▸ Task
Pick out all lines with the word "label" from the records that follow.

▸ Entries shown
▬▬▬▬▬▬

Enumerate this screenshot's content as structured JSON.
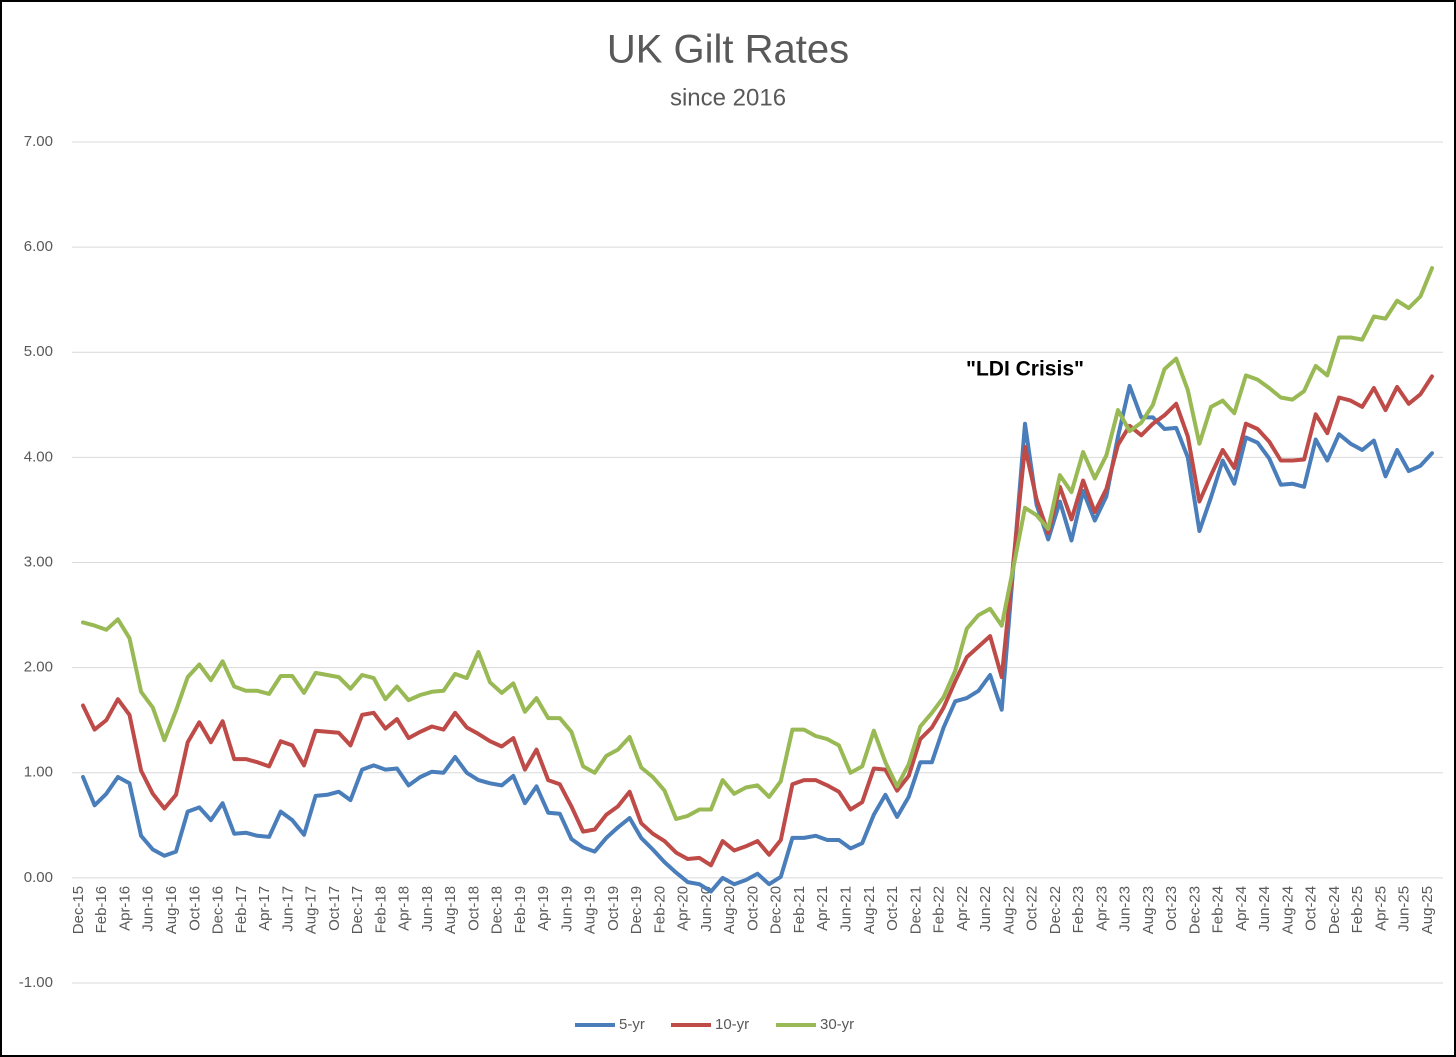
{
  "chart_data": {
    "type": "line",
    "title": "UK Gilt Rates",
    "subtitle": "since 2016",
    "annotation": "\"LDI Crisis\"",
    "categories": [
      "Dec-15",
      null,
      "Feb-16",
      null,
      "Apr-16",
      null,
      "Jun-16",
      null,
      "Aug-16",
      null,
      "Oct-16",
      null,
      "Dec-16",
      null,
      "Feb-17",
      null,
      "Apr-17",
      null,
      "Jun-17",
      null,
      "Aug-17",
      null,
      "Oct-17",
      null,
      "Dec-17",
      null,
      "Feb-18",
      null,
      "Apr-18",
      null,
      "Jun-18",
      null,
      "Aug-18",
      null,
      "Oct-18",
      null,
      "Dec-18",
      null,
      "Feb-19",
      null,
      "Apr-19",
      null,
      "Jun-19",
      null,
      "Aug-19",
      null,
      "Oct-19",
      null,
      "Dec-19",
      null,
      "Feb-20",
      null,
      "Apr-20",
      null,
      "Jun-20",
      null,
      "Aug-20",
      null,
      "Oct-20",
      null,
      "Dec-20",
      null,
      "Feb-21",
      null,
      "Apr-21",
      null,
      "Jun-21",
      null,
      "Aug-21",
      null,
      "Oct-21",
      null,
      "Dec-21",
      null,
      "Feb-22",
      null,
      "Apr-22",
      null,
      "Jun-22",
      null,
      "Aug-22",
      null,
      "Oct-22",
      null,
      "Dec-22",
      null,
      "Feb-23",
      null,
      "Apr-23",
      null,
      "Jun-23",
      null,
      "Aug-23",
      null,
      "Oct-23",
      null,
      "Dec-23",
      null,
      "Feb-24",
      null,
      "Apr-24",
      null,
      "Jun-24",
      null,
      "Aug-24",
      null,
      "Oct-24",
      null,
      "Dec-24",
      null,
      "Feb-25",
      null,
      "Apr-25",
      null,
      "Jun-25",
      null,
      "Aug-25"
    ],
    "series": [
      {
        "name": "5-yr",
        "color": "#4a7ebb",
        "values": [
          0.96,
          0.69,
          0.8,
          0.96,
          0.9,
          0.4,
          0.27,
          0.21,
          0.25,
          0.63,
          0.67,
          0.55,
          0.71,
          0.42,
          0.43,
          0.4,
          0.39,
          0.63,
          0.55,
          0.41,
          0.78,
          0.79,
          0.82,
          0.74,
          1.03,
          1.07,
          1.03,
          1.04,
          0.88,
          0.96,
          1.01,
          1.0,
          1.15,
          1.0,
          0.93,
          0.9,
          0.88,
          0.97,
          0.71,
          0.87,
          0.62,
          0.61,
          0.37,
          0.29,
          0.25,
          0.38,
          0.48,
          0.57,
          0.38,
          0.27,
          0.15,
          0.05,
          -0.04,
          -0.06,
          -0.13,
          0.0,
          -0.06,
          -0.02,
          0.04,
          -0.06,
          0.01,
          0.38,
          0.38,
          0.4,
          0.36,
          0.36,
          0.28,
          0.33,
          0.6,
          0.79,
          0.58,
          0.77,
          1.1,
          1.1,
          1.43,
          1.68,
          1.71,
          1.78,
          1.93,
          1.6,
          2.95,
          4.32,
          3.55,
          3.22,
          3.58,
          3.21,
          3.68,
          3.4,
          3.63,
          4.2,
          4.68,
          4.38,
          4.38,
          4.27,
          4.28,
          4.0,
          3.3,
          3.62,
          3.97,
          3.75,
          4.19,
          4.14,
          3.99,
          3.74,
          3.75,
          3.72,
          4.17,
          3.97,
          4.22,
          4.13,
          4.07,
          4.16,
          3.82,
          4.07,
          3.87,
          3.92,
          4.04
        ]
      },
      {
        "name": "10-yr",
        "color": "#be4b48",
        "values": [
          1.64,
          1.41,
          1.5,
          1.7,
          1.55,
          1.02,
          0.8,
          0.66,
          0.79,
          1.29,
          1.48,
          1.29,
          1.49,
          1.13,
          1.13,
          1.1,
          1.06,
          1.3,
          1.26,
          1.07,
          1.4,
          1.39,
          1.38,
          1.26,
          1.55,
          1.57,
          1.42,
          1.51,
          1.33,
          1.39,
          1.44,
          1.41,
          1.57,
          1.43,
          1.37,
          1.3,
          1.25,
          1.33,
          1.03,
          1.22,
          0.93,
          0.89,
          0.68,
          0.44,
          0.46,
          0.6,
          0.68,
          0.82,
          0.52,
          0.42,
          0.35,
          0.24,
          0.18,
          0.19,
          0.12,
          0.35,
          0.26,
          0.3,
          0.35,
          0.22,
          0.36,
          0.89,
          0.93,
          0.93,
          0.88,
          0.82,
          0.65,
          0.72,
          1.04,
          1.03,
          0.83,
          0.97,
          1.32,
          1.43,
          1.62,
          1.87,
          2.1,
          2.2,
          2.3,
          1.91,
          3.0,
          4.1,
          3.6,
          3.28,
          3.72,
          3.41,
          3.78,
          3.48,
          3.7,
          4.12,
          4.3,
          4.21,
          4.32,
          4.4,
          4.51,
          4.2,
          3.58,
          3.83,
          4.07,
          3.9,
          4.32,
          4.27,
          4.15,
          3.97,
          3.97,
          3.98,
          4.41,
          4.23,
          4.57,
          4.54,
          4.48,
          4.66,
          4.45,
          4.67,
          4.51,
          4.6,
          4.77
        ]
      },
      {
        "name": "30-yr",
        "color": "#98b954",
        "values": [
          2.43,
          2.4,
          2.36,
          2.46,
          2.28,
          1.77,
          1.62,
          1.31,
          1.59,
          1.91,
          2.03,
          1.88,
          2.06,
          1.82,
          1.78,
          1.78,
          1.75,
          1.92,
          1.92,
          1.76,
          1.95,
          1.93,
          1.91,
          1.8,
          1.93,
          1.9,
          1.7,
          1.82,
          1.69,
          1.74,
          1.77,
          1.78,
          1.94,
          1.9,
          2.15,
          1.86,
          1.76,
          1.85,
          1.58,
          1.71,
          1.52,
          1.52,
          1.39,
          1.06,
          1.0,
          1.16,
          1.22,
          1.34,
          1.05,
          0.96,
          0.83,
          0.56,
          0.59,
          0.65,
          0.65,
          0.93,
          0.8,
          0.86,
          0.88,
          0.77,
          0.92,
          1.41,
          1.41,
          1.35,
          1.32,
          1.26,
          1.0,
          1.06,
          1.4,
          1.1,
          0.87,
          1.08,
          1.44,
          1.57,
          1.72,
          1.97,
          2.37,
          2.5,
          2.56,
          2.4,
          2.95,
          3.52,
          3.45,
          3.32,
          3.83,
          3.67,
          4.05,
          3.8,
          4.02,
          4.45,
          4.25,
          4.33,
          4.5,
          4.84,
          4.94,
          4.64,
          4.13,
          4.48,
          4.54,
          4.42,
          4.78,
          4.74,
          4.66,
          4.57,
          4.55,
          4.63,
          4.87,
          4.78,
          5.14,
          5.14,
          5.12,
          5.34,
          5.32,
          5.49,
          5.42,
          5.53,
          5.8
        ]
      }
    ],
    "ylim": [
      -1,
      7
    ],
    "yticks": [
      {
        "value": -1,
        "label": "-1.00"
      },
      {
        "value": 0,
        "label": "0.00"
      },
      {
        "value": 1,
        "label": "1.00"
      },
      {
        "value": 2,
        "label": "2.00"
      },
      {
        "value": 3,
        "label": "3.00"
      },
      {
        "value": 4,
        "label": "4.00"
      },
      {
        "value": 5,
        "label": "5.00"
      },
      {
        "value": 6,
        "label": "6.00"
      },
      {
        "value": 7,
        "label": "7.00"
      }
    ],
    "grid": true,
    "legend": "bottom"
  }
}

▬▬▬▬▬▬

▸ The solution
        "label": "-1.00"
        "label": "0.00"
        "label": "1.00"
        "label": "2.00"
        "label": "3.00"
        "label": "4.00"
        "label": "5.00"
        "label": "6.00"
        "label": "7.00"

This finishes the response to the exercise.